What you are asked to do
Omit all pictures and give the records below again exactly as written.

++++ Exercise material

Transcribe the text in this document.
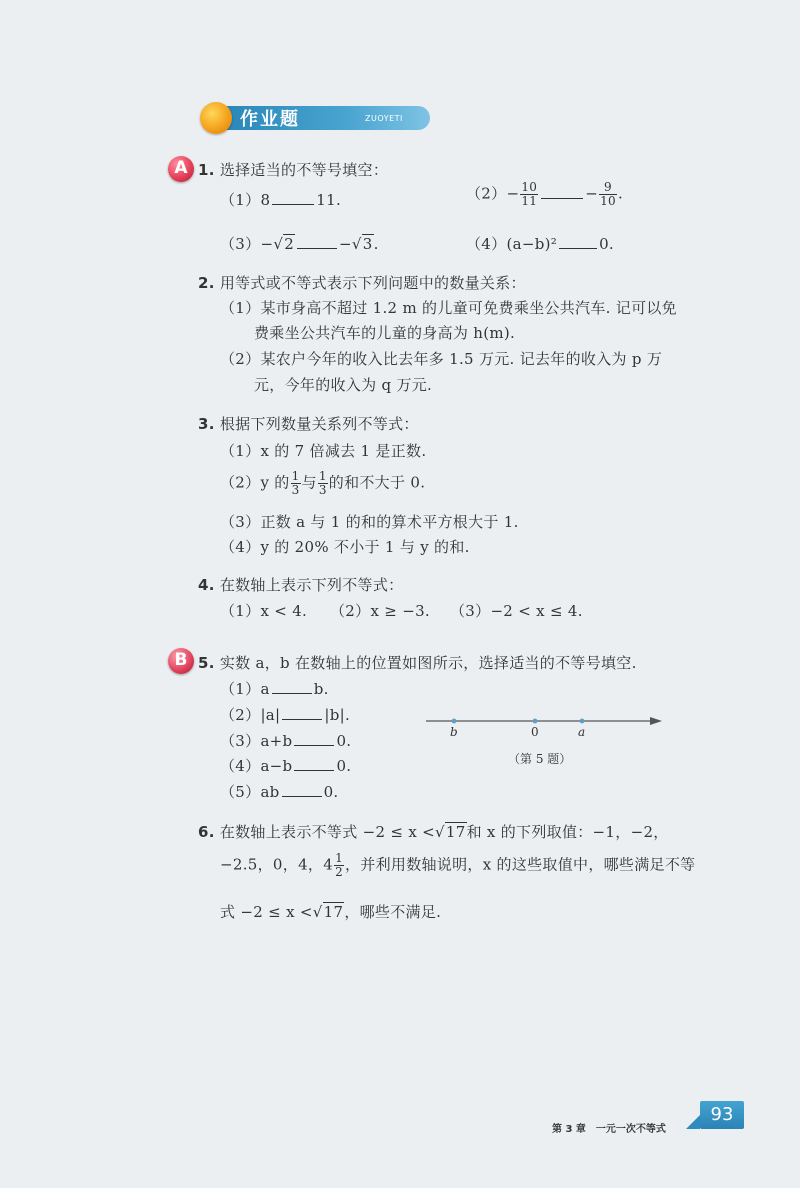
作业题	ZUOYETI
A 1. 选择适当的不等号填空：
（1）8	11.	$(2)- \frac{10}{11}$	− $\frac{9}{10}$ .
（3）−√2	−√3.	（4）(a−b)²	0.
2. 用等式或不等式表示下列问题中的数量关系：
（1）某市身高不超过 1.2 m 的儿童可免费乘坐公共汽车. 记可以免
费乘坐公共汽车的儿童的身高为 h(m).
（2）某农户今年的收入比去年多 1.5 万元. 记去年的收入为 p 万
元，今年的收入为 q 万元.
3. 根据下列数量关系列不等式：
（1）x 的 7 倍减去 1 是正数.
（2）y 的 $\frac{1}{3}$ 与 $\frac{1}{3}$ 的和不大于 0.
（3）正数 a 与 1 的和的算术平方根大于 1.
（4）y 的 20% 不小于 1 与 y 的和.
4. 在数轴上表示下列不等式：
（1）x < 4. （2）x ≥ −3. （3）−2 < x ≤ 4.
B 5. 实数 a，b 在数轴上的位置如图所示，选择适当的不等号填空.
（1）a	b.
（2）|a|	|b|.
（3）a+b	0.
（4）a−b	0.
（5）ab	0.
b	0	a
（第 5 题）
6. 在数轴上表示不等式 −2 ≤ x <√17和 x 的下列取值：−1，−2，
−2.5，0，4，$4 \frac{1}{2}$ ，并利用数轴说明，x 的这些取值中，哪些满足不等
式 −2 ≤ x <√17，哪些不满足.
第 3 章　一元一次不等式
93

++++++++

Exercise response
Transcribe the text in this document.
作业题	ZUOYETI
A 1. 选择适当的不等号填空：
（1）8	11.	$(2)- \frac{10}{11}$	− $\frac{9}{10}$ .
（3）−√2	−√3.	（4）(a−b)²	0.
2. 用等式或不等式表示下列问题中的数量关系：
（1）某市身高不超过 1.2 m 的儿童可免费乘坐公共汽车. 记可以免
费乘坐公共汽车的儿童的身高为 h(m).
（2）某农户今年的收入比去年多 1.5 万元. 记去年的收入为 p 万
元，今年的收入为 q 万元.
3. 根据下列数量关系列不等式：
（1）x 的 7 倍减去 1 是正数.
（2）y 的 $\frac{1}{3}$ 与 $\frac{1}{3}$ 的和不大于 0.
（3）正数 a 与 1 的和的算术平方根大于 1.
（4）y 的 20% 不小于 1 与 y 的和.
4. 在数轴上表示下列不等式：
（1）x < 4. （2）x ≥ −3. （3）−2 < x ≤ 4.
B 5. 实数 a，b 在数轴上的位置如图所示，选择适当的不等号填空.
（1）a	b.
（2）|a|	|b|.
（3）a+b	0.
（4）a−b	0.
（5）ab	0.
b	0	a
（第 5 题）
6. 在数轴上表示不等式 −2 ≤ x <√17和 x 的下列取值：−1，−2，
−2.5，0，4，$4 \frac{1}{2}$ ，并利用数轴说明，x 的这些取值中，哪些满足不等
式 −2 ≤ x <√17，哪些不满足.
第 3 章　一元一次不等式
93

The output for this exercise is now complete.